GIVEN PROBLEM
Copy the data exactly as it appears, and do not include any pictures.

EXTRACTED INFORMATION
━━━━━━
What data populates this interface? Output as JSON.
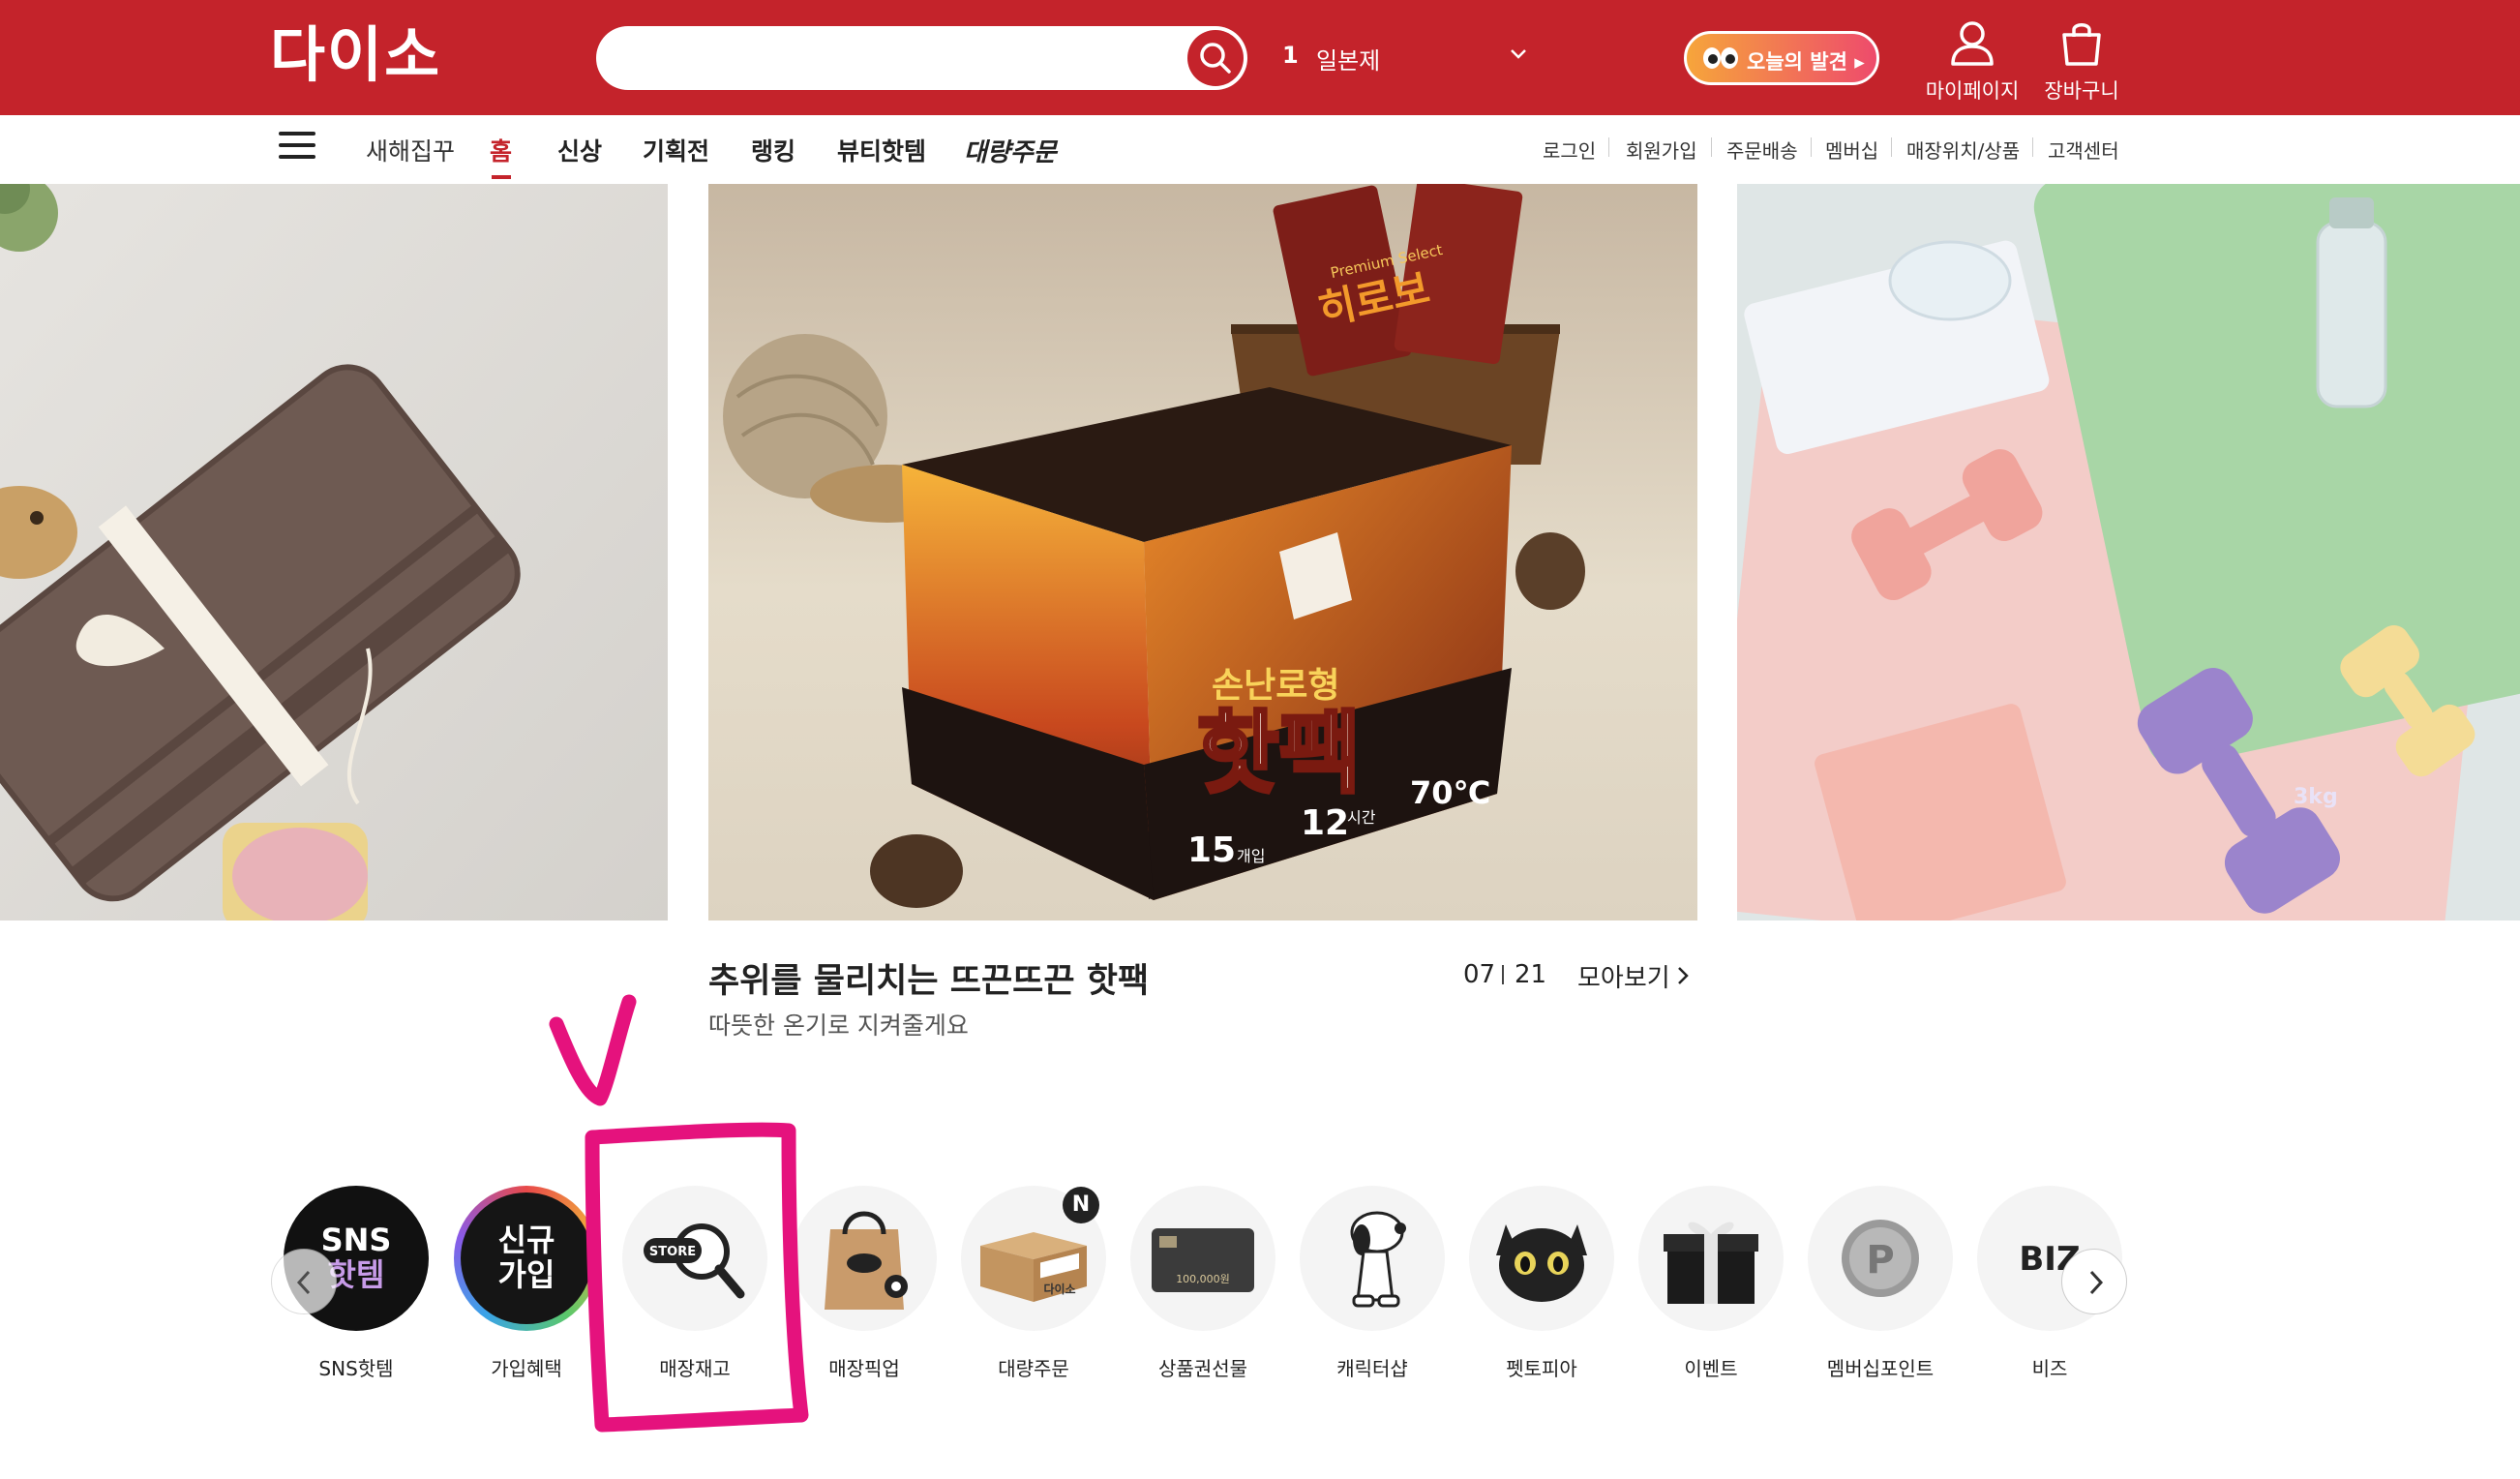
{
  "header": {
    "logo": "다이소",
    "search_placeholder": "",
    "keyword_rank": "1",
    "keyword_text": "일본제",
    "discover_label": "오늘의 발견 ▸",
    "mypage_label": "마이페이지",
    "cart_label": "장바구니"
  },
  "nav": {
    "items": [
      {
        "label": "새해집꾸"
      },
      {
        "label": "홈"
      },
      {
        "label": "신상"
      },
      {
        "label": "기획전"
      },
      {
        "label": "랭킹"
      },
      {
        "label": "뷰티핫템"
      },
      {
        "label": "대량주문"
      }
    ],
    "util": [
      "로그인",
      "회원가입",
      "주문배송",
      "멤버십",
      "매장위치/상품",
      "고객센터"
    ]
  },
  "banner": {
    "title": "추위를 물리치는 뜨끈뜨끈 핫팩",
    "subtitle": "따뜻한 온기로 지켜줄게요",
    "page_current": "07",
    "page_total": "21",
    "view_all": "모아보기",
    "product_texts": {
      "box_brand": "손난로형",
      "box_title": "핫팩",
      "box_count": "15",
      "box_count_unit": "개입",
      "box_hours": "12",
      "box_hours_unit": "시간",
      "box_temp": "70℃",
      "packet_text": "Premium Select",
      "packet_name": "히로보",
      "dumbbell_weight": "3kg"
    }
  },
  "quick_menu": {
    "items": [
      {
        "label": "SNS핫템",
        "icon_text": "SNS\n핫템"
      },
      {
        "label": "가입혜택",
        "icon_text": "신규\n가입"
      },
      {
        "label": "매장재고",
        "icon_text": "STORE"
      },
      {
        "label": "매장픽업",
        "icon_text": ""
      },
      {
        "label": "대량주문",
        "icon_text": "다이소",
        "badge": "N"
      },
      {
        "label": "상품권선물",
        "icon_text": "100,000원"
      },
      {
        "label": "캐릭터샵",
        "icon_text": ""
      },
      {
        "label": "펫토피아",
        "icon_text": ""
      },
      {
        "label": "이벤트",
        "icon_text": ""
      },
      {
        "label": "멤버십포인트",
        "icon_text": "P"
      },
      {
        "label": "비즈",
        "icon_text": "BIZ"
      }
    ]
  },
  "colors": {
    "brand_red": "#c4232b",
    "annotation_pink": "#e5127d"
  }
}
━━━━━━
RESPONSE BELOW
What data populates this interface? Output as JSON.
{
  "header": {
    "logo": "다이소",
    "search_placeholder": "",
    "keyword_rank": "1",
    "keyword_text": "일본제",
    "discover_label": "오늘의 발견 ▸",
    "mypage_label": "마이페이지",
    "cart_label": "장바구니"
  },
  "nav": {
    "items": [
      {
        "label": "새해집꾸"
      },
      {
        "label": "홈"
      },
      {
        "label": "신상"
      },
      {
        "label": "기획전"
      },
      {
        "label": "랭킹"
      },
      {
        "label": "뷰티핫템"
      },
      {
        "label": "대량주문"
      }
    ],
    "util": [
      "로그인",
      "회원가입",
      "주문배송",
      "멤버십",
      "매장위치/상품",
      "고객센터"
    ]
  },
  "banner": {
    "title": "추위를 물리치는 뜨끈뜨끈 핫팩",
    "subtitle": "따뜻한 온기로 지켜줄게요",
    "page_current": "07",
    "page_total": "21",
    "view_all": "모아보기",
    "product_texts": {
      "box_brand": "손난로형",
      "box_title": "핫팩",
      "box_count": "15",
      "box_count_unit": "개입",
      "box_hours": "12",
      "box_hours_unit": "시간",
      "box_temp": "70℃",
      "packet_text": "Premium Select",
      "packet_name": "히로보",
      "dumbbell_weight": "3kg"
    }
  },
  "quick_menu": {
    "items": [
      {
        "label": "SNS핫템",
        "icon_text": "SNS\n핫템"
      },
      {
        "label": "가입혜택",
        "icon_text": "신규\n가입"
      },
      {
        "label": "매장재고",
        "icon_text": "STORE"
      },
      {
        "label": "매장픽업",
        "icon_text": ""
      },
      {
        "label": "대량주문",
        "icon_text": "다이소",
        "badge": "N"
      },
      {
        "label": "상품권선물",
        "icon_text": "100,000원"
      },
      {
        "label": "캐릭터샵",
        "icon_text": ""
      },
      {
        "label": "펫토피아",
        "icon_text": ""
      },
      {
        "label": "이벤트",
        "icon_text": ""
      },
      {
        "label": "멤버십포인트",
        "icon_text": "P"
      },
      {
        "label": "비즈",
        "icon_text": "BIZ"
      }
    ]
  },
  "colors": {
    "brand_red": "#c4232b",
    "annotation_pink": "#e5127d"
  }
}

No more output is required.